- Work instructions -
Of all the lines in the data below, how many contain "Farming"? Report that number alone.

- Supplied records -
+ + + + +
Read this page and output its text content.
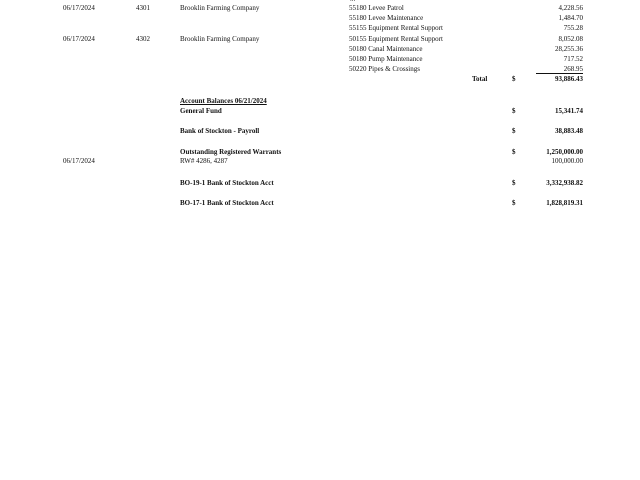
06/17/2024	4301	Brooklin Farming Company	55180 Levee Patrol	4,228.56
55180 Levee Maintenance	1,484.70
55155 Equipment Rental Support	755.28
06/17/2024	4302	Brooklin Farming Company	50155 Equipment Rental Support	8,052.08
50180 Canal Maintenance	28,255.36
50180 Pump Maintenance	717.52
50220 Pipes & Crossings	268.95
Total	$	93,886.43
Account Balances 06/21/2024
General Fund	$	15,341.74
Bank of Stockton - Payroll	$	38,883.48
Outstanding Registered Warrants	$	1,250,000.00
06/17/2024	RW# 4286, 4287	100,000.00
BO-19-1 Bank of Stockton Acct	$	3,332,938.82
BO-17-1 Bank of Stockton Acct	$	1,828,819.31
+ + + + +
- Output for this exercise -
2